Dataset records
****************

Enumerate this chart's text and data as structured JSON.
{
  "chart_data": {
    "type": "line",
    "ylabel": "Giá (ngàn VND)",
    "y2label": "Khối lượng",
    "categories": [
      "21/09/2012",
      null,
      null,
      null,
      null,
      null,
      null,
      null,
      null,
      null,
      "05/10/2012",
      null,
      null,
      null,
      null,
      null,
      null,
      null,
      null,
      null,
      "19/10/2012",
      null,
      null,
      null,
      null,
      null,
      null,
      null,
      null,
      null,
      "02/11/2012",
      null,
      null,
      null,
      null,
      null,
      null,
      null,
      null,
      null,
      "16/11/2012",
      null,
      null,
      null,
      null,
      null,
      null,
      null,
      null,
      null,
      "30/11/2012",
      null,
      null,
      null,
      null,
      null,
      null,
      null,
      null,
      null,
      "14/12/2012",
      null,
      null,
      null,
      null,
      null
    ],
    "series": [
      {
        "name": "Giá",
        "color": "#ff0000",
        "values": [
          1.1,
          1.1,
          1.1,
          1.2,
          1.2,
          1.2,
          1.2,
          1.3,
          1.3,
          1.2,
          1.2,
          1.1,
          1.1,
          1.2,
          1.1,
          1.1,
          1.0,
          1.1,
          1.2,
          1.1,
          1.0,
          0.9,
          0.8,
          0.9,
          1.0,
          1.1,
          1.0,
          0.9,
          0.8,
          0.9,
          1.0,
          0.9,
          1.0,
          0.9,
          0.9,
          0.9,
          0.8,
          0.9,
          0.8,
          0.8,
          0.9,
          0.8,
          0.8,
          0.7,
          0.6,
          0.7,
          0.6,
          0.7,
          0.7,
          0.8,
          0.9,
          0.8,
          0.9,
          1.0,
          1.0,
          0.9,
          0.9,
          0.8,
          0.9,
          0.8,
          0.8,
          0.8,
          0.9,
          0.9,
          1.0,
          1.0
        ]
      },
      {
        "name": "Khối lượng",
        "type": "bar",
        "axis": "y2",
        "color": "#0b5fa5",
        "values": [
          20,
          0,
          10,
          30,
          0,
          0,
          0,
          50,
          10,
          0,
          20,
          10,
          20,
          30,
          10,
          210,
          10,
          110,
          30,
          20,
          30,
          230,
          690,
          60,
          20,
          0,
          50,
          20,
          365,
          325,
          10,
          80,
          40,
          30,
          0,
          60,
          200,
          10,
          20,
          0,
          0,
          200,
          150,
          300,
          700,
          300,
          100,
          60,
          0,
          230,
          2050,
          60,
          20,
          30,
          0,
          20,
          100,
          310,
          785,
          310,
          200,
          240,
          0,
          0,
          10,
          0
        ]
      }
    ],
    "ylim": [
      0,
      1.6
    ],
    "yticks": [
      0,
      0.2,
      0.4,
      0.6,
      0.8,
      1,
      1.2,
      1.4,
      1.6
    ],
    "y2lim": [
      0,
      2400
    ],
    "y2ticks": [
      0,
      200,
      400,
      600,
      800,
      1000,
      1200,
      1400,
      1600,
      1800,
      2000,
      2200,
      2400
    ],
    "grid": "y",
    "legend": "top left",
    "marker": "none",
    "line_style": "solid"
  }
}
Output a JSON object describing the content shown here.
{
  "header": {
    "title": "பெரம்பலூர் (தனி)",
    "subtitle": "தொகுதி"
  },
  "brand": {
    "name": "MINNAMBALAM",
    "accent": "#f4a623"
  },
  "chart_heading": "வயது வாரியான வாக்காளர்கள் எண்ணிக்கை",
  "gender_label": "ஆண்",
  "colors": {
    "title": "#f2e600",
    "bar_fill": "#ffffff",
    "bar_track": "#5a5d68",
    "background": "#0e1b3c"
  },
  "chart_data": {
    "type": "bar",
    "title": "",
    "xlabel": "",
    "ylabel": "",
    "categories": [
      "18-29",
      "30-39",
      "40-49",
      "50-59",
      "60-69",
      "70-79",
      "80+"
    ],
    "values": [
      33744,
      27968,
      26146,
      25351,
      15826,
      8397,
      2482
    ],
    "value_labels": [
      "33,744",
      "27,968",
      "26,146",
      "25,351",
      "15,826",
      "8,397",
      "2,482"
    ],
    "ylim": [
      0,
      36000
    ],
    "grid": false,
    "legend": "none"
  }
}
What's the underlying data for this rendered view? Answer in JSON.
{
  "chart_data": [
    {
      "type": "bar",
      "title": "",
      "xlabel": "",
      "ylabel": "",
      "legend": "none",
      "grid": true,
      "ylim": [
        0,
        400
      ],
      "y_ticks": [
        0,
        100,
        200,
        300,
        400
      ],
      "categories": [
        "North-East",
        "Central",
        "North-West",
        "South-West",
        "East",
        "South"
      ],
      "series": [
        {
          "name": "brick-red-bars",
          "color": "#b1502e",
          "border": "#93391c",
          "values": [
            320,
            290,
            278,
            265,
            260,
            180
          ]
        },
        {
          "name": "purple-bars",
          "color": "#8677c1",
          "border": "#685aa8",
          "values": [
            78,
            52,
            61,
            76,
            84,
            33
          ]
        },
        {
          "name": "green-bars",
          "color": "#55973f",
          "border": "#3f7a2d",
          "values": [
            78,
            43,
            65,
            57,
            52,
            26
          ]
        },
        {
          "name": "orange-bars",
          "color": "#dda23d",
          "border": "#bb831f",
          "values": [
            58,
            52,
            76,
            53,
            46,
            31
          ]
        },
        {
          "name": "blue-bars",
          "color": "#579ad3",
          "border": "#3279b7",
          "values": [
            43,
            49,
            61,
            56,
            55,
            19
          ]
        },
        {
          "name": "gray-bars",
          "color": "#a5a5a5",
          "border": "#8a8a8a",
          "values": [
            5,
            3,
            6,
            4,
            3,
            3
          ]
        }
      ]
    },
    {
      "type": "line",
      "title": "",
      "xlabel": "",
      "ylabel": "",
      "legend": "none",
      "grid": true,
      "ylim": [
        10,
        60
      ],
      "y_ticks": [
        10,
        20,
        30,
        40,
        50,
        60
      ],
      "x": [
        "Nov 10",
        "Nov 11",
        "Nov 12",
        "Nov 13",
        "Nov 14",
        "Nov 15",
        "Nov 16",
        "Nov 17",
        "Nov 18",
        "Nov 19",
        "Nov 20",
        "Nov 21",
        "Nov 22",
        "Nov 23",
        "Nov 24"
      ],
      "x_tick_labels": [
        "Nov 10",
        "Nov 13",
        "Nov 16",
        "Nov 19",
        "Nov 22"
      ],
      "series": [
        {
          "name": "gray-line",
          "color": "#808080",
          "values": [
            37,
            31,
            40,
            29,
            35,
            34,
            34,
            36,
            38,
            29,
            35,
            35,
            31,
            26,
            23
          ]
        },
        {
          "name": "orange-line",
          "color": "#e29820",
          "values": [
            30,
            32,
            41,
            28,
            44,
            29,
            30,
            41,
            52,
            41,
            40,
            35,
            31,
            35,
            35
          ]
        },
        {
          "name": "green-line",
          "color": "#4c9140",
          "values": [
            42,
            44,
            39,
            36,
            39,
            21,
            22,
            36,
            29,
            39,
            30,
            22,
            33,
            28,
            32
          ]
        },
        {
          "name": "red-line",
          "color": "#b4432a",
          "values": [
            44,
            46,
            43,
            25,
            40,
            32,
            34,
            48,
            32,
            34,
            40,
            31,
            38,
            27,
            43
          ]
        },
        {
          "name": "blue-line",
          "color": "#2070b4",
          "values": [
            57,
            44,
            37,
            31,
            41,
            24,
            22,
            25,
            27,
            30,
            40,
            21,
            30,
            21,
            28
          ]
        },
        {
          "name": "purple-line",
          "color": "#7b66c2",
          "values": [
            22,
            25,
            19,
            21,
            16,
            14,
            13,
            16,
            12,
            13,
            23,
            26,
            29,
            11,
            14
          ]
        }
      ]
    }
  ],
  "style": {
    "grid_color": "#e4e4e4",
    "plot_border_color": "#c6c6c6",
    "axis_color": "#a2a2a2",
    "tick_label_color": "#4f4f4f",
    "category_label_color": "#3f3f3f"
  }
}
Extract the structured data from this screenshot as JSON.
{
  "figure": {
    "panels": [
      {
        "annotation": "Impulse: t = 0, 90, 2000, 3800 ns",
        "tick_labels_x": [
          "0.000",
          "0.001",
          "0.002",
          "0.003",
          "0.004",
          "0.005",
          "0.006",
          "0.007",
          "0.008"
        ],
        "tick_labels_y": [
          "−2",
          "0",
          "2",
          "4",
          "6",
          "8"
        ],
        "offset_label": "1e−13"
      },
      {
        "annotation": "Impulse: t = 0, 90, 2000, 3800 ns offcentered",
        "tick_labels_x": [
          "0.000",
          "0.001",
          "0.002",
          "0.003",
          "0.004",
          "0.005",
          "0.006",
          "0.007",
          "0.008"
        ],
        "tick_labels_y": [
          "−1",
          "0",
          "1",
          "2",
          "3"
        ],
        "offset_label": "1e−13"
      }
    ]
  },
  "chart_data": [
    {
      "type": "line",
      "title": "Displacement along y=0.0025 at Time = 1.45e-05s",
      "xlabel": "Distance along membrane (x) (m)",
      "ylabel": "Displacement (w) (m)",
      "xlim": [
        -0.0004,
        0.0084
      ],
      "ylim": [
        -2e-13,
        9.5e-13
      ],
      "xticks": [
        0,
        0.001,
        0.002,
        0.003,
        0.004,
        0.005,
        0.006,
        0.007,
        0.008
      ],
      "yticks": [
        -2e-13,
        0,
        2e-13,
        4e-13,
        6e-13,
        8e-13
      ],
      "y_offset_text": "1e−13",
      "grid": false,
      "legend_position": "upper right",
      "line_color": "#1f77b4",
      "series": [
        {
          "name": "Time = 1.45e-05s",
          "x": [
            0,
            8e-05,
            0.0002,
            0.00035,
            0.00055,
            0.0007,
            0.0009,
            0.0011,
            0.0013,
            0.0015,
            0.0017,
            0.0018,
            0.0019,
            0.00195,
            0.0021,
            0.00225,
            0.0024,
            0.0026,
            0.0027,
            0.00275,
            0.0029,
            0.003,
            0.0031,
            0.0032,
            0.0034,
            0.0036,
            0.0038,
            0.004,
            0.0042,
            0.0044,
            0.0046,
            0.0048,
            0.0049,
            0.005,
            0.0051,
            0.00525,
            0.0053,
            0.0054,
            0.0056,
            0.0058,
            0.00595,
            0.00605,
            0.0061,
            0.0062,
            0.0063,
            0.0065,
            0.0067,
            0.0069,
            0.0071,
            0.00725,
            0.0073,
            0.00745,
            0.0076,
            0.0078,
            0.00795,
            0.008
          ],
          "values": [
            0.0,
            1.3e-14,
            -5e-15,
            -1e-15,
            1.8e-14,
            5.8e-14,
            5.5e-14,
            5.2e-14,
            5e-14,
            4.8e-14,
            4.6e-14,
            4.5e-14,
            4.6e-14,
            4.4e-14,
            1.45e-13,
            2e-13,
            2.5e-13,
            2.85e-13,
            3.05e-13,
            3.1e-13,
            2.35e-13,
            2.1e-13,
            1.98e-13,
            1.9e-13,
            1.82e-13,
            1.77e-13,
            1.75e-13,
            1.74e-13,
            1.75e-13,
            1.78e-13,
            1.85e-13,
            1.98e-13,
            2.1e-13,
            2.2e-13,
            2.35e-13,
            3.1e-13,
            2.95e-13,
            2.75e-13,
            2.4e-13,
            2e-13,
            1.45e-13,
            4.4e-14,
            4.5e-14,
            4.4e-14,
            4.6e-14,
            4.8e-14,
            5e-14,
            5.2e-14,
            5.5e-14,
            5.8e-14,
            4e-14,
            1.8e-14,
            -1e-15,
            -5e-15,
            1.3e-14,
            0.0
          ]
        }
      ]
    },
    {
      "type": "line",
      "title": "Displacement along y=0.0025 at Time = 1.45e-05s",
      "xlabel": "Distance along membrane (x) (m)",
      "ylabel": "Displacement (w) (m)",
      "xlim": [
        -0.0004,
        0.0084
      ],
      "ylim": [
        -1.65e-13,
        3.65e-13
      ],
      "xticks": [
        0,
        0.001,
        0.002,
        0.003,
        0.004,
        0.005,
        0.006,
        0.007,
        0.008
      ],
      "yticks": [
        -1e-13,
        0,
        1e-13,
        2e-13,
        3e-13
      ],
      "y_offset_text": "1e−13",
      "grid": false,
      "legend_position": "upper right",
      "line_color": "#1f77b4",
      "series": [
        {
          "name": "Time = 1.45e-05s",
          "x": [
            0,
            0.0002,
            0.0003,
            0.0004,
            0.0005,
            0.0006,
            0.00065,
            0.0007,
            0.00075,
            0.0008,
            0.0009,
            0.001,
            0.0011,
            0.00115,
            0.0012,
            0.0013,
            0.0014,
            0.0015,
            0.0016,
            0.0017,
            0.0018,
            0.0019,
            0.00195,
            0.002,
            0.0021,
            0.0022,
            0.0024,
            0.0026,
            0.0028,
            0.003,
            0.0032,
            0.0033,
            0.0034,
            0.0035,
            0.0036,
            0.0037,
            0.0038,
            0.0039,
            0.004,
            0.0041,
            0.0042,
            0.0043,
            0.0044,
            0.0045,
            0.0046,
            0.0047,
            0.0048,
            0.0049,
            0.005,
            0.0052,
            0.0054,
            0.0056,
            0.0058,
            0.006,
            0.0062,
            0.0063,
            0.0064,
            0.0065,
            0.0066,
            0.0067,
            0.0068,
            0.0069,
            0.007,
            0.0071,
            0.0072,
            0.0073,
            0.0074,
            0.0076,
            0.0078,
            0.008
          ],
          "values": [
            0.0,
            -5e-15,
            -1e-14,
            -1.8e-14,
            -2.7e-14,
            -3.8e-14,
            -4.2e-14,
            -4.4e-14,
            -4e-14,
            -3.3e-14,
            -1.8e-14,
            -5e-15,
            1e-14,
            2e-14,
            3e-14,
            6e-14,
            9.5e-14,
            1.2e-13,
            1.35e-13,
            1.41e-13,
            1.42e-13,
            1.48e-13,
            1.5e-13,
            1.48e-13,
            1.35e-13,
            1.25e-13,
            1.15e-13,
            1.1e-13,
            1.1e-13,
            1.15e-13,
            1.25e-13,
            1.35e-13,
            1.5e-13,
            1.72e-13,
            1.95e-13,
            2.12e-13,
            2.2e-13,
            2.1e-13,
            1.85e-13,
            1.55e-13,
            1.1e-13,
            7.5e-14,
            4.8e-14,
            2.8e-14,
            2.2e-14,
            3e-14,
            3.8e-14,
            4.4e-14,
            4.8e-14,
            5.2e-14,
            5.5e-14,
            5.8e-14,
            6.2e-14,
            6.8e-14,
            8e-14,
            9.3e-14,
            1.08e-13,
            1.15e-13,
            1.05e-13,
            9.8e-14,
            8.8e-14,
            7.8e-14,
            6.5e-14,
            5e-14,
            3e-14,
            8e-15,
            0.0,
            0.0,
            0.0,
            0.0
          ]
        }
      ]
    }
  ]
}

****************

WRITTEN EXERCISE
Pull out every line containing "Impulse".

ANSWER TO THIS TASK
        "annotation": "Impulse: t = 0, 90, 2000, 3800 ns",
        "annotation": "Impulse: t = 0, 90, 2000, 3800 ns offcentered",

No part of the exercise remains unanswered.